WHAT THE EXERCISE ASKS:
Reproduce the data in its entirety, exactly as supplied.

DATA TO USE:
= = =

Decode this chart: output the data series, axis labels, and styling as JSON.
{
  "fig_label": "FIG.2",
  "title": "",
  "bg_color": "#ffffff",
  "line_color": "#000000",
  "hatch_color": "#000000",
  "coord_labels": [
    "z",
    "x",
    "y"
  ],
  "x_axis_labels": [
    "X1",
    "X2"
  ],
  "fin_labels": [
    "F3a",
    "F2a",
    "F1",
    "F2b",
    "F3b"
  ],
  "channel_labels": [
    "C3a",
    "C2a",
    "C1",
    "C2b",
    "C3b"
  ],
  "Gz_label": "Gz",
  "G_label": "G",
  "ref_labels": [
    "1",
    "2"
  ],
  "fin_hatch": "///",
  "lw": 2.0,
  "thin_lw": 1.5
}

= = =

ANSWER FOR THE TASK:
Decode this chart: output the data series, axis labels, and styling as JSON.
{
  "fig_label": "FIG.2",
  "title": "",
  "bg_color": "#ffffff",
  "line_color": "#000000",
  "hatch_color": "#000000",
  "coord_labels": [
    "z",
    "x",
    "y"
  ],
  "x_axis_labels": [
    "X1",
    "X2"
  ],
  "fin_labels": [
    "F3a",
    "F2a",
    "F1",
    "F2b",
    "F3b"
  ],
  "channel_labels": [
    "C3a",
    "C2a",
    "C1",
    "C2b",
    "C3b"
  ],
  "Gz_label": "Gz",
  "G_label": "G",
  "ref_labels": [
    "1",
    "2"
  ],
  "fin_hatch": "///",
  "lw": 2.0,
  "thin_lw": 1.5
}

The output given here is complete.